----- Supplied material
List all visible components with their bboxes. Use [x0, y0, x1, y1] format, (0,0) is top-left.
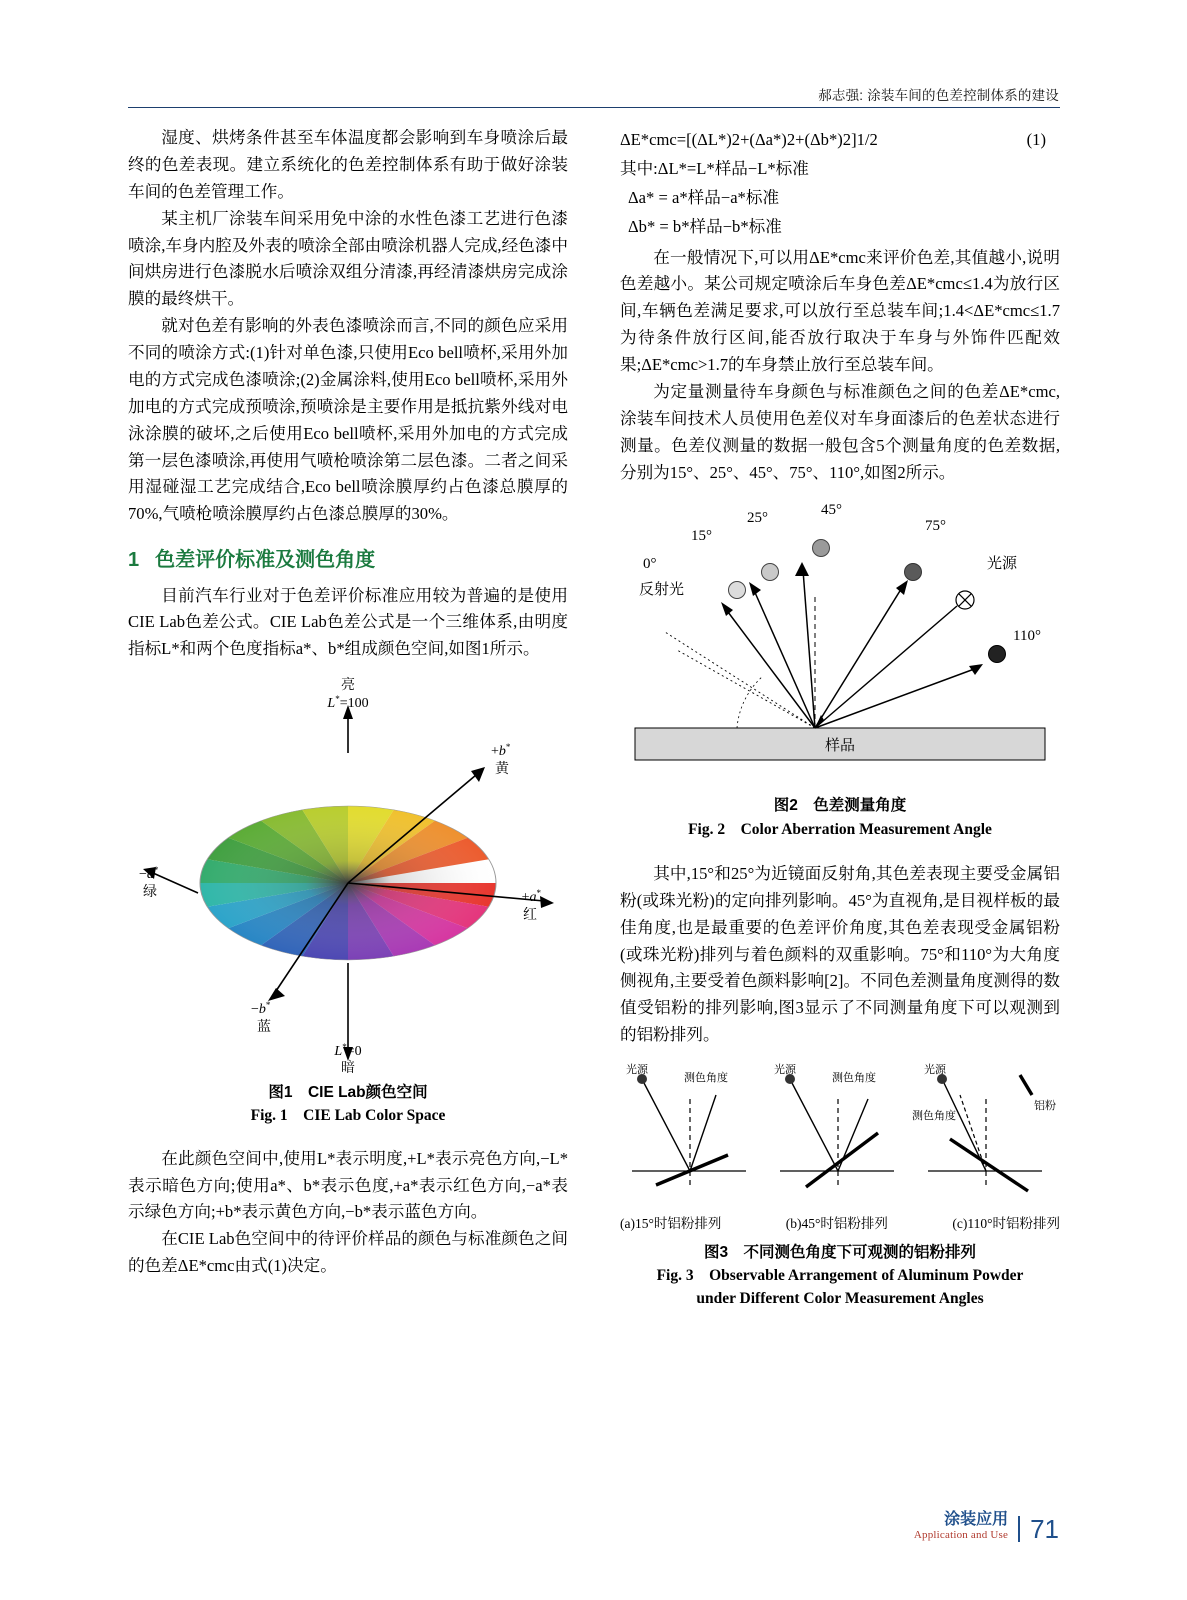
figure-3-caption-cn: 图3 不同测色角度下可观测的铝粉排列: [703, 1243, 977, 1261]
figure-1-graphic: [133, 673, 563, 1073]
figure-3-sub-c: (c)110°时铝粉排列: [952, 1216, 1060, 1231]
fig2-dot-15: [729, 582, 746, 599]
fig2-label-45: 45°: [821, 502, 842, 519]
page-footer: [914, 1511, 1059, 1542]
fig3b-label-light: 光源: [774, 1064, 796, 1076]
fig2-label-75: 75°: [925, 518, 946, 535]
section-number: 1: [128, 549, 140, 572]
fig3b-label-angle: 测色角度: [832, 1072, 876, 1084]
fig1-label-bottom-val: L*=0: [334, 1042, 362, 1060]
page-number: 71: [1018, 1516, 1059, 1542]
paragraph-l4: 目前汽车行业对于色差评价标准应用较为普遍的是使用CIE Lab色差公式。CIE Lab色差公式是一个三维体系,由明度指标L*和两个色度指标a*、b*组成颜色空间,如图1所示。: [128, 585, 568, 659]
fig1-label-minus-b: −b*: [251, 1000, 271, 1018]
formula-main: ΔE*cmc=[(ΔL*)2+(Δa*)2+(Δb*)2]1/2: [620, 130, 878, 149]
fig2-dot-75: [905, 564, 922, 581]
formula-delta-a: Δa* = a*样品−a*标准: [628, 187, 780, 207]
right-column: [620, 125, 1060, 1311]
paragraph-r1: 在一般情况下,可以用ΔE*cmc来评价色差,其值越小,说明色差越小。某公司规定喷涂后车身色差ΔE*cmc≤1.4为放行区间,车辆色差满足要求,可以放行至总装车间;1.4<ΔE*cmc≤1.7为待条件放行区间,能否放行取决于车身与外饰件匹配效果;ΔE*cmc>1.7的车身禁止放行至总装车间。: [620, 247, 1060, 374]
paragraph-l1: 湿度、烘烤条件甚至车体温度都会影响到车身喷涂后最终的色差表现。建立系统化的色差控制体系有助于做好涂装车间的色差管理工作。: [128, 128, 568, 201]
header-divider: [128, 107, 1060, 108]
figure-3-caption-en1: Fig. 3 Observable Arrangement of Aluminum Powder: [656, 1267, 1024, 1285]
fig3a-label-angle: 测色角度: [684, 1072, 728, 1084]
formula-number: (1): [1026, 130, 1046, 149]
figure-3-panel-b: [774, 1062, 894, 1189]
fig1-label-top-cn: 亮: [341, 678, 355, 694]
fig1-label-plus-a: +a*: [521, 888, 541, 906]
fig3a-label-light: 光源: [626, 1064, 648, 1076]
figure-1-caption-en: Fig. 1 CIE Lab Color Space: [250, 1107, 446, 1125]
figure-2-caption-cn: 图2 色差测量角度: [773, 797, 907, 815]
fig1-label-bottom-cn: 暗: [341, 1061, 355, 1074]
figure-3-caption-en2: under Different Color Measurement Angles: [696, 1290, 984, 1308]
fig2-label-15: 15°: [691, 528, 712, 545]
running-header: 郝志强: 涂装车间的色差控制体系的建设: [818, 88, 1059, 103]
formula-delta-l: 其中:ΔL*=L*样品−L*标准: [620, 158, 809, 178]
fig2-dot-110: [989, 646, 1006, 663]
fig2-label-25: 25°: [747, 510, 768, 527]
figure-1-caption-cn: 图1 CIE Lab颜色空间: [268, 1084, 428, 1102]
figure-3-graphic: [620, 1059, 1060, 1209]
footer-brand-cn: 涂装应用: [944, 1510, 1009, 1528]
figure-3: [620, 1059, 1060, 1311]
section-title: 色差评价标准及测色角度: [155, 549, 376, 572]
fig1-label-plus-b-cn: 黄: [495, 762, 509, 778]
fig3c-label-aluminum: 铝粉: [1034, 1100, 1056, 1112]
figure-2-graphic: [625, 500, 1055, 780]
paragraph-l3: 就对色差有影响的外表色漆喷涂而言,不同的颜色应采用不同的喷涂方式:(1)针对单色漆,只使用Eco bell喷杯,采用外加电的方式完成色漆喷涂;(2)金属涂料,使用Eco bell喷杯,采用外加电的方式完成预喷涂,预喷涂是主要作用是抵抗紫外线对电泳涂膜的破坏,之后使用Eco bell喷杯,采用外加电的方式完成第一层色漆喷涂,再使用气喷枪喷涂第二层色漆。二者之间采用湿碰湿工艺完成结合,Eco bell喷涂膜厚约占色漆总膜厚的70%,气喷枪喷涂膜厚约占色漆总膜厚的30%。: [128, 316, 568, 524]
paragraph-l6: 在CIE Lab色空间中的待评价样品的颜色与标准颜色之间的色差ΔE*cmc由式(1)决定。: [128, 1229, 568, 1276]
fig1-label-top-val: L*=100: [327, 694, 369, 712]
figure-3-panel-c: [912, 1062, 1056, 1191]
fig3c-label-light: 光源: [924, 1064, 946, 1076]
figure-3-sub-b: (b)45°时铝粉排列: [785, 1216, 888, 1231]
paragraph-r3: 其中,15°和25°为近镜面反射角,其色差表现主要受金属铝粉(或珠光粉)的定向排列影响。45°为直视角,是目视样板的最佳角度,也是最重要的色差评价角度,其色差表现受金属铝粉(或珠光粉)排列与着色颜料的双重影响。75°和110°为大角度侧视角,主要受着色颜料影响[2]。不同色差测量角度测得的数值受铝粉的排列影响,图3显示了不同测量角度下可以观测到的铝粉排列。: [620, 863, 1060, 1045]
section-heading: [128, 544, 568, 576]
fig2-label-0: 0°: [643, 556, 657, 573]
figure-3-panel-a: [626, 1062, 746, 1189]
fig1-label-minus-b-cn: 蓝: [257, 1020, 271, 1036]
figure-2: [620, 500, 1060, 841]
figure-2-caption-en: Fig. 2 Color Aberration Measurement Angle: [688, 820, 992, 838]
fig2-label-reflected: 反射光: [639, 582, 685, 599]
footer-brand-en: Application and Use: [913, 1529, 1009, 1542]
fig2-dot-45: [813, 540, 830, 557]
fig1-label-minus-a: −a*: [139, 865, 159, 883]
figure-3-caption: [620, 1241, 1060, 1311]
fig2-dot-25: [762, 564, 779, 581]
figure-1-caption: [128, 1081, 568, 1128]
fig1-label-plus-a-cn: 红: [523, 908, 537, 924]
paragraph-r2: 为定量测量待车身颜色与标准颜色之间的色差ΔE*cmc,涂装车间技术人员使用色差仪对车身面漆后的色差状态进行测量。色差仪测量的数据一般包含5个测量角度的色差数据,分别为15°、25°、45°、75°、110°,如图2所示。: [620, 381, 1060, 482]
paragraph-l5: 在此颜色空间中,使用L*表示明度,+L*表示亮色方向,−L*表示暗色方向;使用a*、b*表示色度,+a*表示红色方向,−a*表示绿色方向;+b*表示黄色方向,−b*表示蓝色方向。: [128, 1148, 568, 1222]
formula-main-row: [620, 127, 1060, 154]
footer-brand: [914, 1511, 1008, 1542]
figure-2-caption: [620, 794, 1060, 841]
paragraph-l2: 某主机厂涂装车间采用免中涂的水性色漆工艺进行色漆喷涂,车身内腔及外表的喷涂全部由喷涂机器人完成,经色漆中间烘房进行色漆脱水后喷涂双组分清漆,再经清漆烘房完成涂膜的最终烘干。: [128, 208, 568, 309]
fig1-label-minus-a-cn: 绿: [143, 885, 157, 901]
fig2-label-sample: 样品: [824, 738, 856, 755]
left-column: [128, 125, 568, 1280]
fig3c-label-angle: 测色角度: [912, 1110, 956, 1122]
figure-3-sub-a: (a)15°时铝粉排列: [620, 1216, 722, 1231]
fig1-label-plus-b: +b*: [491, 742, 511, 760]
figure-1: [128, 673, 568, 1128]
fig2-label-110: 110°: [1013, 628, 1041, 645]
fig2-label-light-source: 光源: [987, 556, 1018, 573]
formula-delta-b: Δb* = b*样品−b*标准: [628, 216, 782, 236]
----------
Transcribe, unchanged, every line from the one containing "figure-3-caption-cn: 图3 不同测色角度下可观测的铝粉排列: [703, 1243, 977, 1261]" down to the one containing "fig1-label-bottom-cn: 暗: [341, 1061, 355, 1074]", including both of those lines.

figure-3-caption-cn: 图3 不同测色角度下可观测的铝粉排列: [703, 1243, 977, 1261]
figure-1-graphic: [133, 673, 563, 1073]
figure-3-sub-c: (c)110°时铝粉排列: [952, 1216, 1060, 1231]
fig2-dot-15: [729, 582, 746, 599]
fig2-label-45: 45°: [821, 502, 842, 519]
page-footer: [914, 1511, 1059, 1542]
fig3b-label-light: 光源: [774, 1064, 796, 1076]
fig2-label-75: 75°: [925, 518, 946, 535]
section-number: 1: [128, 549, 140, 572]
fig3b-label-angle: 测色角度: [832, 1072, 876, 1084]
fig1-label-bottom-val: L*=0: [334, 1042, 362, 1060]
page-number: 71: [1018, 1516, 1059, 1542]
paragraph-l4: 目前汽车行业对于色差评价标准应用较为普遍的是使用CIE Lab色差公式。CIE Lab色差公式是一个三维体系,由明度指标L*和两个色度指标a*、b*组成颜色空间,如图1所示。: [128, 585, 568, 659]
fig1-label-minus-b: −b*: [251, 1000, 271, 1018]
formula-main: ΔE*cmc=[(ΔL*)2+(Δa*)2+(Δb*)2]1/2: [620, 130, 878, 149]
fig2-dot-75: [905, 564, 922, 581]
formula-delta-a: Δa* = a*样品−a*标准: [628, 187, 780, 207]
right-column: [620, 125, 1060, 1311]
paragraph-r1: 在一般情况下,可以用ΔE*cmc来评价色差,其值越小,说明色差越小。某公司规定喷涂后车身色差ΔE*cmc≤1.4为放行区间,车辆色差满足要求,可以放行至总装车间;1.4<ΔE*cmc≤1.7为待条件放行区间,能否放行取决于车身与外饰件匹配效果;ΔE*cmc>1.7的车身禁止放行至总装车间。: [620, 247, 1060, 374]
paragraph-l1: 湿度、烘烤条件甚至车体温度都会影响到车身喷涂后最终的色差表现。建立系统化的色差控制体系有助于做好涂装车间的色差管理工作。: [128, 128, 568, 201]
header-divider: [128, 107, 1060, 108]
figure-3-caption-en1: Fig. 3 Observable Arrangement of Aluminum Powder: [656, 1267, 1024, 1285]
fig3a-label-angle: 测色角度: [684, 1072, 728, 1084]
formula-number: (1): [1026, 130, 1046, 149]
figure-3-panel-b: [774, 1062, 894, 1189]
fig1-label-top-cn: 亮: [341, 678, 355, 694]
fig1-label-plus-a: +a*: [521, 888, 541, 906]
fig3a-label-light: 光源: [626, 1064, 648, 1076]
figure-1-caption-en: Fig. 1 CIE Lab Color Space: [250, 1107, 446, 1125]
figure-2-caption-cn: 图2 色差测量角度: [773, 797, 907, 815]
fig1-label-bottom-cn: 暗: [341, 1061, 355, 1074]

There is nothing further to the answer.